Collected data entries
^^^^

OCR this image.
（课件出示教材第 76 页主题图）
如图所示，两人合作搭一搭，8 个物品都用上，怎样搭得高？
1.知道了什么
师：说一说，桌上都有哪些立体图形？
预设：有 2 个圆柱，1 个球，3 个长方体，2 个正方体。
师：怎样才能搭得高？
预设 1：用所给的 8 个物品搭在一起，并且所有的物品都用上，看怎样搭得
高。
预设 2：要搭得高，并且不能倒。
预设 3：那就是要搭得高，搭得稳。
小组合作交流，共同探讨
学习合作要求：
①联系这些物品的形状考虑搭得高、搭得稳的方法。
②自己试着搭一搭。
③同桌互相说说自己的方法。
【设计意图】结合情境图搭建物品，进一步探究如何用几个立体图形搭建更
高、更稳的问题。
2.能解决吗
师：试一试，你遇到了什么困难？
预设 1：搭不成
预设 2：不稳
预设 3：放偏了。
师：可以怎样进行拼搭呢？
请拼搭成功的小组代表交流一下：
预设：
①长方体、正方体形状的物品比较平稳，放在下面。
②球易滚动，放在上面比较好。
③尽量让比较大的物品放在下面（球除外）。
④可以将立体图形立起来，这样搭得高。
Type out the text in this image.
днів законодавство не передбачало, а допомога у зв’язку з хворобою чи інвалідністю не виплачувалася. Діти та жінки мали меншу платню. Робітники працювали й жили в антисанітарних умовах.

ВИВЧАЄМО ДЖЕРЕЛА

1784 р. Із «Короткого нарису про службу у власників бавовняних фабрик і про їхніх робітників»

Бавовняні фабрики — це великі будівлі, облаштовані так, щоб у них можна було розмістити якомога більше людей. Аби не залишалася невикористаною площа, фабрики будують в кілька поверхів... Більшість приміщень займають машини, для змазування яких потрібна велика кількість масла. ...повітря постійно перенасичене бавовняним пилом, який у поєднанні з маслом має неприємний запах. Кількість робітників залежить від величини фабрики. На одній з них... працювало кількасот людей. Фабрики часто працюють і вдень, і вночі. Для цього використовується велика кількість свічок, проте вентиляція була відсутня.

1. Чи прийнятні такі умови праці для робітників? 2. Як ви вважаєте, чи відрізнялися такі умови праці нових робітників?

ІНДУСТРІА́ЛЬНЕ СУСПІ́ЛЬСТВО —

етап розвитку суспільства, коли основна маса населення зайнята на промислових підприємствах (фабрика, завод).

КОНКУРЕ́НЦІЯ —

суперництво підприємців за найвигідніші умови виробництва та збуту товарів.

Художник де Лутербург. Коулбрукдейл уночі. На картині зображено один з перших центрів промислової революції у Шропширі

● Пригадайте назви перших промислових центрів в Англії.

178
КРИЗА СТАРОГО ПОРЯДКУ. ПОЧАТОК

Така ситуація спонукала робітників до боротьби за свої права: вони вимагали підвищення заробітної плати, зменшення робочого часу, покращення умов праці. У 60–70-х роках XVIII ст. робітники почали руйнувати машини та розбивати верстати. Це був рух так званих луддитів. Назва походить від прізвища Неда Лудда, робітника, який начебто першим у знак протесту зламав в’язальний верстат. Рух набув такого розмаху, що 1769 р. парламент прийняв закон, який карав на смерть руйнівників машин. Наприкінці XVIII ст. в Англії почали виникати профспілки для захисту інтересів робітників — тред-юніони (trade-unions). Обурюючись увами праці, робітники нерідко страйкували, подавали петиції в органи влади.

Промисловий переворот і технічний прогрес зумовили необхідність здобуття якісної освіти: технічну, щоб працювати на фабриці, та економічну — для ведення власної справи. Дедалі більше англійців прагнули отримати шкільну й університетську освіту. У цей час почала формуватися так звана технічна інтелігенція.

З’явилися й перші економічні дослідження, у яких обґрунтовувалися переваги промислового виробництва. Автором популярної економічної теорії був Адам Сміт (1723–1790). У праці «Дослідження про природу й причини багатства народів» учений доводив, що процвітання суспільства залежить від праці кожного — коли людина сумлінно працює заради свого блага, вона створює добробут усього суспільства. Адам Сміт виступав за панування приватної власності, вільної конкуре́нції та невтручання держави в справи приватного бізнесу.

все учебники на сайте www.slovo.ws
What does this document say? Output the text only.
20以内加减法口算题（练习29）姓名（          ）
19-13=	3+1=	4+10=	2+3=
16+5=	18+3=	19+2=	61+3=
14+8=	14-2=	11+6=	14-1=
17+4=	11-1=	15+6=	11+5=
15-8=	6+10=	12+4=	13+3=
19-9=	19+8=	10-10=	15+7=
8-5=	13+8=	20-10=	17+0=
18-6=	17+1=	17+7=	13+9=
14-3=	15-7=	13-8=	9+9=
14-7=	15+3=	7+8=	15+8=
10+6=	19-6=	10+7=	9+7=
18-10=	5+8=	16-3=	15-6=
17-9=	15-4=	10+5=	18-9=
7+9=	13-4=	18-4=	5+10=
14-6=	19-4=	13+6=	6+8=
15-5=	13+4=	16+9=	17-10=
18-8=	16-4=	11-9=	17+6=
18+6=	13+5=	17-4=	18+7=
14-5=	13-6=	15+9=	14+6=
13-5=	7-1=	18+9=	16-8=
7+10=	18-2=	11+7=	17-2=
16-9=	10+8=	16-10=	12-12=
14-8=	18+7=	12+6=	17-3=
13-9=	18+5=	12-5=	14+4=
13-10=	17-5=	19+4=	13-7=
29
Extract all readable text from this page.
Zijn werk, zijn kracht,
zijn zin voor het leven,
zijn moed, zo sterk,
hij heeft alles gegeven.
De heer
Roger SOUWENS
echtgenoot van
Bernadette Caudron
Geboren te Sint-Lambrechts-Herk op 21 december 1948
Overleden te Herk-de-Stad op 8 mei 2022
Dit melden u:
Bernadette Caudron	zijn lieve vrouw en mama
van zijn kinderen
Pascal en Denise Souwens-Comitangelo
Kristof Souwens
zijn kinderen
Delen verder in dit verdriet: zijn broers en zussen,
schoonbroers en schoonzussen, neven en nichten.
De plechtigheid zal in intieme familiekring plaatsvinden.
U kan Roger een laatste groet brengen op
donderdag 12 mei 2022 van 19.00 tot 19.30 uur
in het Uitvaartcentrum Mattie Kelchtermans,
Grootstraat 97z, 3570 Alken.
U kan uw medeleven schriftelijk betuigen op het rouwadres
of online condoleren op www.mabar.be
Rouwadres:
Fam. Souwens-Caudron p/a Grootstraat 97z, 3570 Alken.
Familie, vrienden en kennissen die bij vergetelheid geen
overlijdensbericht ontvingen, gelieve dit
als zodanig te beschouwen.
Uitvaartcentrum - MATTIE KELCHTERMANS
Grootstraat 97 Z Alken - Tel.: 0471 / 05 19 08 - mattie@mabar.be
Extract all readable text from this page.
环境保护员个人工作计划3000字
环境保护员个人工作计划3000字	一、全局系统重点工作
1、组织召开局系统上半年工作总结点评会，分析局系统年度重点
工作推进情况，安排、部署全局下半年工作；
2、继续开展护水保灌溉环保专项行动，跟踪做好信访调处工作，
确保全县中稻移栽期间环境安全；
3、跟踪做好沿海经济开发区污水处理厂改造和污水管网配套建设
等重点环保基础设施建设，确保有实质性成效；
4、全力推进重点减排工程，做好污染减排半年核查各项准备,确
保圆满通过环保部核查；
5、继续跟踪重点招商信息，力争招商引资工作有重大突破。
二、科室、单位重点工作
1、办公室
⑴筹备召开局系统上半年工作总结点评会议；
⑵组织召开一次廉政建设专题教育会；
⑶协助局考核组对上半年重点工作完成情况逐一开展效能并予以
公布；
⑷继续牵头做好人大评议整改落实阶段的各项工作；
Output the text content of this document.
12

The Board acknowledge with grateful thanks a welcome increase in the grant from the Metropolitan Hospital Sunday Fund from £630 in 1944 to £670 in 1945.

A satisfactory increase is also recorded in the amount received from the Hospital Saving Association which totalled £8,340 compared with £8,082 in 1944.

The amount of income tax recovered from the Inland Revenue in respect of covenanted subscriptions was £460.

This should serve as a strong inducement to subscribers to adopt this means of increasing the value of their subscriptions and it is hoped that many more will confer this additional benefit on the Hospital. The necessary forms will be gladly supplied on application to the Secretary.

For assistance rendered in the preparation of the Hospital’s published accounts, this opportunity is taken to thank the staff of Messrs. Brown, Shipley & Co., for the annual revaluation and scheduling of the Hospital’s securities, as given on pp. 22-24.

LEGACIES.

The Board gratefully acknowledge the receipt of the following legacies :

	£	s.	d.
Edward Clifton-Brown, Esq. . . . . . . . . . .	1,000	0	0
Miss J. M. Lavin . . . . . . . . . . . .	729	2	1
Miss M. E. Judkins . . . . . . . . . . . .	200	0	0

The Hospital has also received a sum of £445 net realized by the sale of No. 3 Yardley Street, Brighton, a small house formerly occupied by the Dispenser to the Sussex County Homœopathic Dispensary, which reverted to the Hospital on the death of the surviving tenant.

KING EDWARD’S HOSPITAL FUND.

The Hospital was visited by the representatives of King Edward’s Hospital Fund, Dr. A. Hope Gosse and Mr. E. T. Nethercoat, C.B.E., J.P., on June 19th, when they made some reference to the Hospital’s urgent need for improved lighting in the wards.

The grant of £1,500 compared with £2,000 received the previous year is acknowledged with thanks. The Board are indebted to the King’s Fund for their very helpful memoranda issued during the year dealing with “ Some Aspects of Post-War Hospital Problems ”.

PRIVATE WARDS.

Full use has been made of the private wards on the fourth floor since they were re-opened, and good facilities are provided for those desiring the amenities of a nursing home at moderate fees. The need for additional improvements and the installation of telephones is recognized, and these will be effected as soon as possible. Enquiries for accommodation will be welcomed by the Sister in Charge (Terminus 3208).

^^^^

- Exercise directions
Pick out the lines that have the word "Roger". Copy them all.

- Exercise solution
Roger SOUWENS
U kan Roger een laatste groet brengen op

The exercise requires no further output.